━━ Stored data ━━
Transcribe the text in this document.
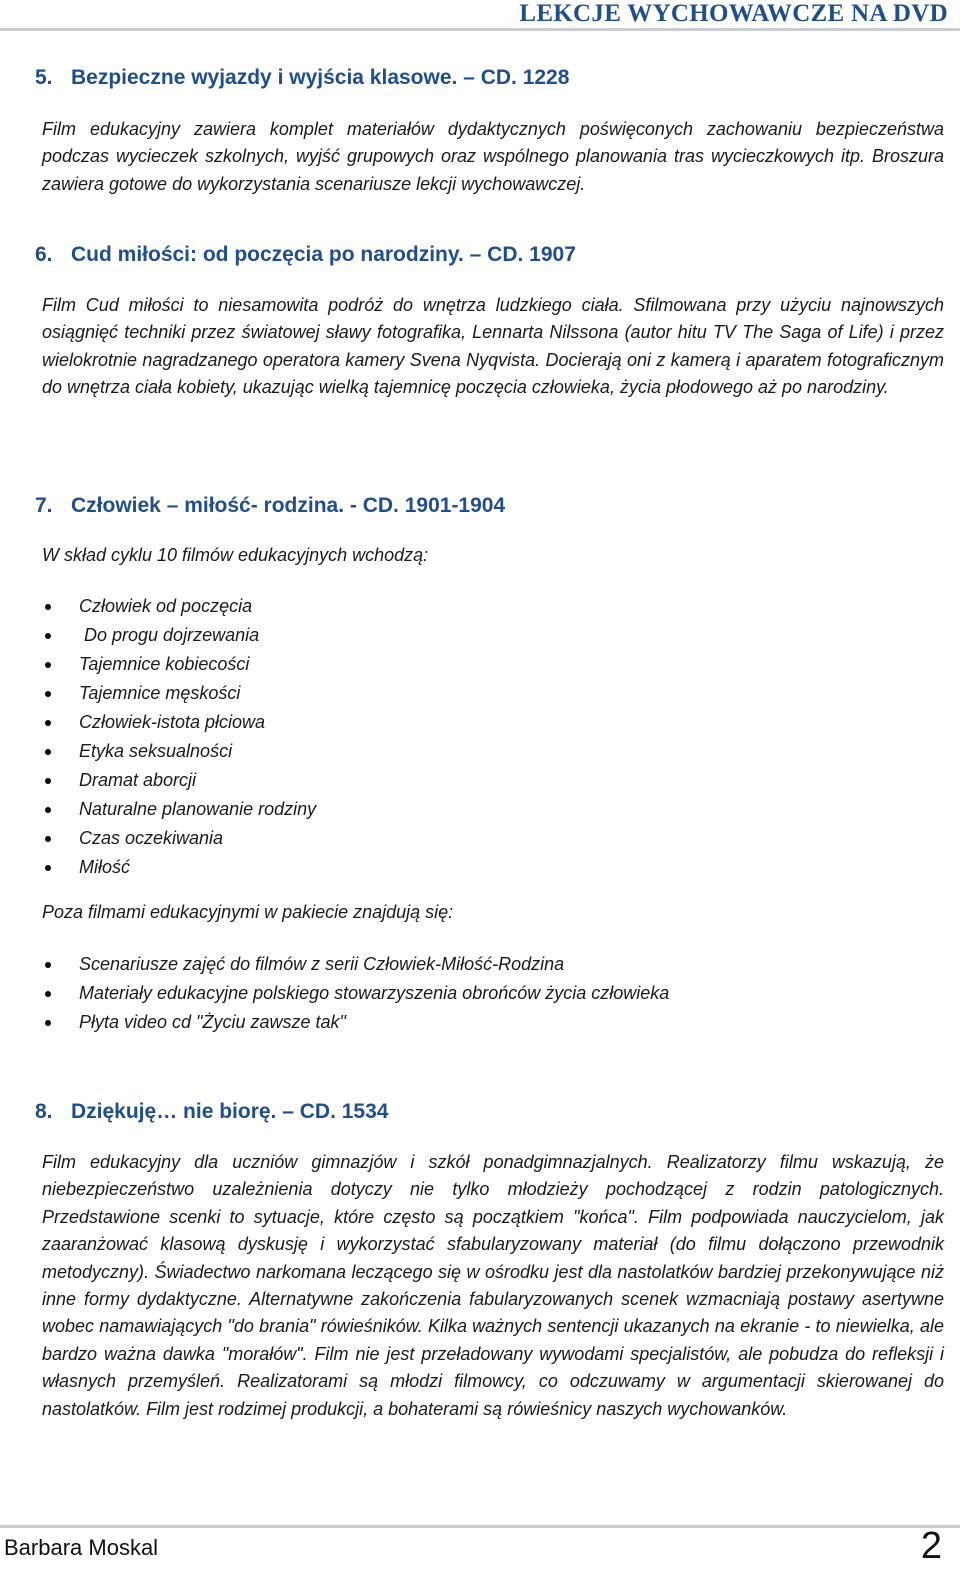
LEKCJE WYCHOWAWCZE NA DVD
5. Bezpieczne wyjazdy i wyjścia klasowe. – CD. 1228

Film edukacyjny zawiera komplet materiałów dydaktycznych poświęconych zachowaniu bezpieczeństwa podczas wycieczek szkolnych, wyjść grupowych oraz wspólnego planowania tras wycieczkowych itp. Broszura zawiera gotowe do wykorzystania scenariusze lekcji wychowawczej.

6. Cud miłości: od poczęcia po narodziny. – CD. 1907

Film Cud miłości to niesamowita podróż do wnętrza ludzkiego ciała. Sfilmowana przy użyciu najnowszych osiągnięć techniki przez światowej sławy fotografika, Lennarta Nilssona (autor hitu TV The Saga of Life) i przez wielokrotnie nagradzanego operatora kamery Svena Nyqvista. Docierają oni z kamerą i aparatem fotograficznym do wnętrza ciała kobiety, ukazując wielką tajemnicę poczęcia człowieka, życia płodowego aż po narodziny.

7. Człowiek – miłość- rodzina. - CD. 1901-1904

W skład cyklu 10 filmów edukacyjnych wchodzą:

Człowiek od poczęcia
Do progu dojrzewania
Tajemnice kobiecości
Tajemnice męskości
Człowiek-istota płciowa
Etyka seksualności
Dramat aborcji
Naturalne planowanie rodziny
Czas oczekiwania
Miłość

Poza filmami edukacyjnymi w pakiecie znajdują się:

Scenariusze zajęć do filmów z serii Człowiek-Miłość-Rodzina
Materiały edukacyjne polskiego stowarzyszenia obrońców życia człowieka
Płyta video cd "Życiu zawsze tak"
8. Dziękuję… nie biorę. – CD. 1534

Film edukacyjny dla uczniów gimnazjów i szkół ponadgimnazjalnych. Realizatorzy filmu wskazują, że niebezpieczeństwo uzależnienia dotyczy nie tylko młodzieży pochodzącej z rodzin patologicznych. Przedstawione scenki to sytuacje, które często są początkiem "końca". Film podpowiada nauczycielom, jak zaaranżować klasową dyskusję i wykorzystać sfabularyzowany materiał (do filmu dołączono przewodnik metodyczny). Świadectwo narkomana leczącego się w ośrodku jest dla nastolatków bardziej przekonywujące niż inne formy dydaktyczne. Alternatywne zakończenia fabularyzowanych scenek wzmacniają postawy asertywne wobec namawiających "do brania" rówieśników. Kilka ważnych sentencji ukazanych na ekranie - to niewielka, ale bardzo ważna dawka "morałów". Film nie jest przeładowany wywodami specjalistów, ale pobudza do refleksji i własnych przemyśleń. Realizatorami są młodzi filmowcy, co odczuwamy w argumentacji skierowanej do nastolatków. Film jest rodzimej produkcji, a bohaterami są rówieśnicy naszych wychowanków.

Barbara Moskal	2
━━━
# Stated goal:
Omit the pictures and output all of the other material exactly.

# Answer to this task:
Transcribe the text in this document.
LEKCJE WYCHOWAWCZE NA DVD
5. Bezpieczne wyjazdy i wyjścia klasowe. – CD. 1228

Film edukacyjny zawiera komplet materiałów dydaktycznych poświęconych zachowaniu bezpieczeństwa podczas wycieczek szkolnych, wyjść grupowych oraz wspólnego planowania tras wycieczkowych itp. Broszura zawiera gotowe do wykorzystania scenariusze lekcji wychowawczej.

6. Cud miłości: od poczęcia po narodziny. – CD. 1907

Film Cud miłości to niesamowita podróż do wnętrza ludzkiego ciała. Sfilmowana przy użyciu najnowszych osiągnięć techniki przez światowej sławy fotografika, Lennarta Nilssona (autor hitu TV The Saga of Life) i przez wielokrotnie nagradzanego operatora kamery Svena Nyqvista. Docierają oni z kamerą i aparatem fotograficznym do wnętrza ciała kobiety, ukazując wielką tajemnicę poczęcia człowieka, życia płodowego aż po narodziny.

7. Człowiek – miłość- rodzina. - CD. 1901-1904

W skład cyklu 10 filmów edukacyjnych wchodzą:

Człowiek od poczęcia
Do progu dojrzewania
Tajemnice kobiecości
Tajemnice męskości
Człowiek-istota płciowa
Etyka seksualności
Dramat aborcji
Naturalne planowanie rodziny
Czas oczekiwania
Miłość

Poza filmami edukacyjnymi w pakiecie znajdują się:

Scenariusze zajęć do filmów z serii Człowiek-Miłość-Rodzina
Materiały edukacyjne polskiego stowarzyszenia obrońców życia człowieka
Płyta video cd "Życiu zawsze tak"
8. Dziękuję… nie biorę. – CD. 1534

Film edukacyjny dla uczniów gimnazjów i szkół ponadgimnazjalnych. Realizatorzy filmu wskazują, że niebezpieczeństwo uzależnienia dotyczy nie tylko młodzieży pochodzącej z rodzin patologicznych. Przedstawione scenki to sytuacje, które często są początkiem "końca". Film podpowiada nauczycielom, jak zaaranżować klasową dyskusję i wykorzystać sfabularyzowany materiał (do filmu dołączono przewodnik metodyczny). Świadectwo narkomana leczącego się w ośrodku jest dla nastolatków bardziej przekonywujące niż inne formy dydaktyczne. Alternatywne zakończenia fabularyzowanych scenek wzmacniają postawy asertywne wobec namawiających "do brania" rówieśników. Kilka ważnych sentencji ukazanych na ekranie - to niewielka, ale bardzo ważna dawka "morałów". Film nie jest przeładowany wywodami specjalistów, ale pobudza do refleksji i własnych przemyśleń. Realizatorami są młodzi filmowcy, co odczuwamy w argumentacji skierowanej do nastolatków. Film jest rodzimej produkcji, a bohaterami są rówieśnicy naszych wychowanków.

Barbara Moskal	2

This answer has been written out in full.